» **REQUIRED WORK**: For the records below, give the count of lines holding the word "KORNSTEIN" and nothing more.
* start *
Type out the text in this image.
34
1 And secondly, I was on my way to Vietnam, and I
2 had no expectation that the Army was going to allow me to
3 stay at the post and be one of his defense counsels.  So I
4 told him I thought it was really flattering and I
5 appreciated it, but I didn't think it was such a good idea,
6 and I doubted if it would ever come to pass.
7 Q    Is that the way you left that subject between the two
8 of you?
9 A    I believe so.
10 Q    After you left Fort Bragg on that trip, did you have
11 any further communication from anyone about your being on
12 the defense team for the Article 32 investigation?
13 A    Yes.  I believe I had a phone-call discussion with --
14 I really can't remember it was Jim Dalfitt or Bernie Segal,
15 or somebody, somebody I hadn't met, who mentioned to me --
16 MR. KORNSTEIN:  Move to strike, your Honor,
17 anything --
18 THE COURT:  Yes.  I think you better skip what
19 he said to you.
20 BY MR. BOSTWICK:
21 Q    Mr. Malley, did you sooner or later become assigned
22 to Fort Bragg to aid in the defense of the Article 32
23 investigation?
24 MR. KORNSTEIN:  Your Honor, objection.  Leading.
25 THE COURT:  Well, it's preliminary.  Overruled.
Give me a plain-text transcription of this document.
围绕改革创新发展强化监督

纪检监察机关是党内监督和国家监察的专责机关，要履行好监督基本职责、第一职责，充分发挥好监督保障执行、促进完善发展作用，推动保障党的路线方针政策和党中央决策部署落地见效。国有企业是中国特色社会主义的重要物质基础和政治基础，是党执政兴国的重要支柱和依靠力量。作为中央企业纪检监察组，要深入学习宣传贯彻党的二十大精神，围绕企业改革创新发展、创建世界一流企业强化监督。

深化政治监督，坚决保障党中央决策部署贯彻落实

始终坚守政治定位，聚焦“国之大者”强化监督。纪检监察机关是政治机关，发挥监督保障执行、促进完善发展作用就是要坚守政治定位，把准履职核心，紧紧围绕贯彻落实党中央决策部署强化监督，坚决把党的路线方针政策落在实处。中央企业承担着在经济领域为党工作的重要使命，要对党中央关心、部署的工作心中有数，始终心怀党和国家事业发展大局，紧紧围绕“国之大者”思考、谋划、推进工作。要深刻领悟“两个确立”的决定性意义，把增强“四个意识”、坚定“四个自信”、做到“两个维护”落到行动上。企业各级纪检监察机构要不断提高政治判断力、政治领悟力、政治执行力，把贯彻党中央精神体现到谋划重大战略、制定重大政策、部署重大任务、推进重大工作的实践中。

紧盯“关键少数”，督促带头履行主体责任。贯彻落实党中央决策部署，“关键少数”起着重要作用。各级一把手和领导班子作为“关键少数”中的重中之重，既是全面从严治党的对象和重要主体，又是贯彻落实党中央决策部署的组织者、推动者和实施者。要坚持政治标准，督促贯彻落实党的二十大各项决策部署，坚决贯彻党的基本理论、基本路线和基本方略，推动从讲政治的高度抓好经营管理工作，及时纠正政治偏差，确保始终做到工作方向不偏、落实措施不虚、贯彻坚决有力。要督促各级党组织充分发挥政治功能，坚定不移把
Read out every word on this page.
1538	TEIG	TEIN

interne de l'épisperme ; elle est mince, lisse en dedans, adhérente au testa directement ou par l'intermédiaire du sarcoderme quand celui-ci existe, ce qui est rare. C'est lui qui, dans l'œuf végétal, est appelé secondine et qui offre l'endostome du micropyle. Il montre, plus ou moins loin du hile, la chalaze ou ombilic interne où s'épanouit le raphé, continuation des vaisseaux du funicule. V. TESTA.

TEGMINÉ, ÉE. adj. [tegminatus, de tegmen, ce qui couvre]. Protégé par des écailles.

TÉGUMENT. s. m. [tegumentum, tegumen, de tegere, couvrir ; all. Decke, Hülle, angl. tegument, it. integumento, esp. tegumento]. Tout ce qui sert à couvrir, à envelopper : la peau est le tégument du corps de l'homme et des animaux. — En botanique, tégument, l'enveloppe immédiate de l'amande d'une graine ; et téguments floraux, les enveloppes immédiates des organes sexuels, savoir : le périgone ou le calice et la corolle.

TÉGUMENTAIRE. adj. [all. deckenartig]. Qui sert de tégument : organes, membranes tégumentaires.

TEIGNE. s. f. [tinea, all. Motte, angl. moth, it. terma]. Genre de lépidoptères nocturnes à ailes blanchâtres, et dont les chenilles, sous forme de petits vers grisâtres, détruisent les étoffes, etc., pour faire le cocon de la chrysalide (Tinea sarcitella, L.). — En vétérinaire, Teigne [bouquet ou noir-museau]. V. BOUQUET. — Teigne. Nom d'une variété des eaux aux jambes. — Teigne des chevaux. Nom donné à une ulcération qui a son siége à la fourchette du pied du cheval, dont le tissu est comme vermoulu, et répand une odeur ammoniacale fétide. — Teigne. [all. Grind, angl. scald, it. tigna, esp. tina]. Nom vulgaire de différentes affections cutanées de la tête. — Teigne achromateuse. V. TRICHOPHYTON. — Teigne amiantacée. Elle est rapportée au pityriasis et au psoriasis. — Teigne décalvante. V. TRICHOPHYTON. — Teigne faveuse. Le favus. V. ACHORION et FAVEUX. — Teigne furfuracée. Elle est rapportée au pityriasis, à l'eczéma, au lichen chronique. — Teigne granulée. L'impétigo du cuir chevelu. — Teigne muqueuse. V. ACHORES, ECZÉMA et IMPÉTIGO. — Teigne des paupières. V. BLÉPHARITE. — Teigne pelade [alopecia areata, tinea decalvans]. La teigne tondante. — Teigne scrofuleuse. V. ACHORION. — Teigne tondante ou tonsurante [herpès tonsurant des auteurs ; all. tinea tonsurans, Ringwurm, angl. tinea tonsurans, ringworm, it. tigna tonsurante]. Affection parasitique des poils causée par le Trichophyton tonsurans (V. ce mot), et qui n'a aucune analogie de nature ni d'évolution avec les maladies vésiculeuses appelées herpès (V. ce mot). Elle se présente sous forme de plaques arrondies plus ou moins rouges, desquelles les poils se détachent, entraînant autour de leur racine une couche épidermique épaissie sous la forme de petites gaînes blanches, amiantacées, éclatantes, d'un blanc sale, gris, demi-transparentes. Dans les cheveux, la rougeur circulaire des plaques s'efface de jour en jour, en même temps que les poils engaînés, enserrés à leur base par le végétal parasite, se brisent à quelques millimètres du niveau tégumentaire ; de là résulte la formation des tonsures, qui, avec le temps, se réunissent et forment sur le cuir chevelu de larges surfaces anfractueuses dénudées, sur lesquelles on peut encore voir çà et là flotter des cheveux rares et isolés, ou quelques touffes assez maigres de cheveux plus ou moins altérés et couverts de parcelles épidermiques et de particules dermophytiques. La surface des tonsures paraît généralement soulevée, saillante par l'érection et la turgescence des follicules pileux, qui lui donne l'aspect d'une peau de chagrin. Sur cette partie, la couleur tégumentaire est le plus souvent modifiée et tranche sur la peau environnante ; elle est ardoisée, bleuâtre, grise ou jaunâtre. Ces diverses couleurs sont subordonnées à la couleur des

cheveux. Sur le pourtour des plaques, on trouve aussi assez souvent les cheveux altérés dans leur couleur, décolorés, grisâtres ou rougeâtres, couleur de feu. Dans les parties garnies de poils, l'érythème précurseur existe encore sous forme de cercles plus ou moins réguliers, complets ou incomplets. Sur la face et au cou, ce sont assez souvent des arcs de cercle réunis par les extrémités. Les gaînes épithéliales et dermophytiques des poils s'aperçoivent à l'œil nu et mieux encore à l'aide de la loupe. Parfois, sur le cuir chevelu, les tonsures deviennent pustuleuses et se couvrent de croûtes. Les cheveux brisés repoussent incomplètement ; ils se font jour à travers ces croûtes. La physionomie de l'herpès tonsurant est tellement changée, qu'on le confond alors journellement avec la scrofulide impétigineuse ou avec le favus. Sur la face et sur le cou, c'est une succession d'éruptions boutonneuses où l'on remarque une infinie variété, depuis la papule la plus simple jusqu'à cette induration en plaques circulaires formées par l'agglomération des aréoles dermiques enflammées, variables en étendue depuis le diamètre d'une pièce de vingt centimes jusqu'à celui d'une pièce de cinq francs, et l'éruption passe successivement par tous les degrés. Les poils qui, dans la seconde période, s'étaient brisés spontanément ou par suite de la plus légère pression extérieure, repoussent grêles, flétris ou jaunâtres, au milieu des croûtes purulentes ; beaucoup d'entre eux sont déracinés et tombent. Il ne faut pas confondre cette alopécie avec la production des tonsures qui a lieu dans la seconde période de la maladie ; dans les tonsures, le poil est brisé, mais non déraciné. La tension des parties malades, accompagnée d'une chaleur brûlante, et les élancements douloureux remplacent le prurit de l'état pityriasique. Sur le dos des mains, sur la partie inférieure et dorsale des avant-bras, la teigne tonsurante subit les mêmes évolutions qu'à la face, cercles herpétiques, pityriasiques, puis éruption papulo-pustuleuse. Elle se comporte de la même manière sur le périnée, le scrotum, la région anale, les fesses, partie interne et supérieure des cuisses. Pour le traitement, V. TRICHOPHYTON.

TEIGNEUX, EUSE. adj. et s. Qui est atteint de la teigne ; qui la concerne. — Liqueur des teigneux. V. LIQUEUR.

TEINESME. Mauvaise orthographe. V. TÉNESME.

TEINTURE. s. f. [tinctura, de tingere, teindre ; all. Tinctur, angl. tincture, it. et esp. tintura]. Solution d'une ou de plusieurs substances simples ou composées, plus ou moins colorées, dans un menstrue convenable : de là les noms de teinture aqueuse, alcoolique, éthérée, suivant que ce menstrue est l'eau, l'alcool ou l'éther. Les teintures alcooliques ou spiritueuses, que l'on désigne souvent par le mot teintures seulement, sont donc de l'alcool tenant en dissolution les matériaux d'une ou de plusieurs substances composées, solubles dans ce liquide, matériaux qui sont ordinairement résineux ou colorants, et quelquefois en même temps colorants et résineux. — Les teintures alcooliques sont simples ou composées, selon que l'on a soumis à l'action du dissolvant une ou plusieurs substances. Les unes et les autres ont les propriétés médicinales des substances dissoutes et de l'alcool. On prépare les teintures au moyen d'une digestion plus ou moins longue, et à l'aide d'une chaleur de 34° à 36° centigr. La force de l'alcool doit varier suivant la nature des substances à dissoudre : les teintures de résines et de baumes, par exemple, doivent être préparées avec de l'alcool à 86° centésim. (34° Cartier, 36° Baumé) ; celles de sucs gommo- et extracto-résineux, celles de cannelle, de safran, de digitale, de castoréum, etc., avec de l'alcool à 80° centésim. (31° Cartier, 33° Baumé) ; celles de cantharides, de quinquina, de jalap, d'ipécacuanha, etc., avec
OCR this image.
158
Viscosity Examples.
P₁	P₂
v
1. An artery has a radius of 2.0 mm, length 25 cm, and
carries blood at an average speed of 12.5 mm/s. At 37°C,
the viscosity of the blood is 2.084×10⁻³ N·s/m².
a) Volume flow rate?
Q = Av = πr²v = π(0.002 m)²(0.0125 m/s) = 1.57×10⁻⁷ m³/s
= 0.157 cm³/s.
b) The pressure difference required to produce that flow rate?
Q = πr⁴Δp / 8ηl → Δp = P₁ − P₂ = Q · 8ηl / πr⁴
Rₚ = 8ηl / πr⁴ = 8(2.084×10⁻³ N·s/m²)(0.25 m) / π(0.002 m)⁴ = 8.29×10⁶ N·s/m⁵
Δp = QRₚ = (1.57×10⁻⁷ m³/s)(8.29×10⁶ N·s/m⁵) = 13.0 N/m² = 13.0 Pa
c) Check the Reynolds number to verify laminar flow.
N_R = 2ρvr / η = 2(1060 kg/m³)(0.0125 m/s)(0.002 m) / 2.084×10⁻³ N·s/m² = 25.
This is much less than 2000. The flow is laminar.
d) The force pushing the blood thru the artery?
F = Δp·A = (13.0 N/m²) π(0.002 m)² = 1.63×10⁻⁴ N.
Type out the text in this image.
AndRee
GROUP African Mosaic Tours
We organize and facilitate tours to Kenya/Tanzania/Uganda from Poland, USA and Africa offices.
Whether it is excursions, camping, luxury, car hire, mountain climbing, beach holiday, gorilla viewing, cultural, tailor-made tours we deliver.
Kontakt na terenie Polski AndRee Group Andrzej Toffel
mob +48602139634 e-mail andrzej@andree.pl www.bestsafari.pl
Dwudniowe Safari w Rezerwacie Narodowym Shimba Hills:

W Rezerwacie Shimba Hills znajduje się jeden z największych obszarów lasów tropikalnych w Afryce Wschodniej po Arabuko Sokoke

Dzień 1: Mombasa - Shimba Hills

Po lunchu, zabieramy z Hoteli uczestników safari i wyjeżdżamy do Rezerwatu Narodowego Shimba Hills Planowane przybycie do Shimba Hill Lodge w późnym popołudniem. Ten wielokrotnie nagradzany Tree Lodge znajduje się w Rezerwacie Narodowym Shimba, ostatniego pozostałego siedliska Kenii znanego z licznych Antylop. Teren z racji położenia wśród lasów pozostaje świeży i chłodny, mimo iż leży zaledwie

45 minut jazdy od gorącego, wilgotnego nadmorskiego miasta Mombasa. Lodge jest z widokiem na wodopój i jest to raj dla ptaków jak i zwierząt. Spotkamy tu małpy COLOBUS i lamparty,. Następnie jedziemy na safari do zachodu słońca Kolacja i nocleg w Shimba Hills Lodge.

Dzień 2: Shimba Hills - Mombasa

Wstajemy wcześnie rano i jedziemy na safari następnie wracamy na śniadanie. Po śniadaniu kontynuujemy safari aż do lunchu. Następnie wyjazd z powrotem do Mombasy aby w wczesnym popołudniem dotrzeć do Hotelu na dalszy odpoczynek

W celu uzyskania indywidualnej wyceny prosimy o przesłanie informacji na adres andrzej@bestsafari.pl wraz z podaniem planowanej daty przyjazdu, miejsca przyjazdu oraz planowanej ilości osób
* end *
» **IN RESPONSE**: 2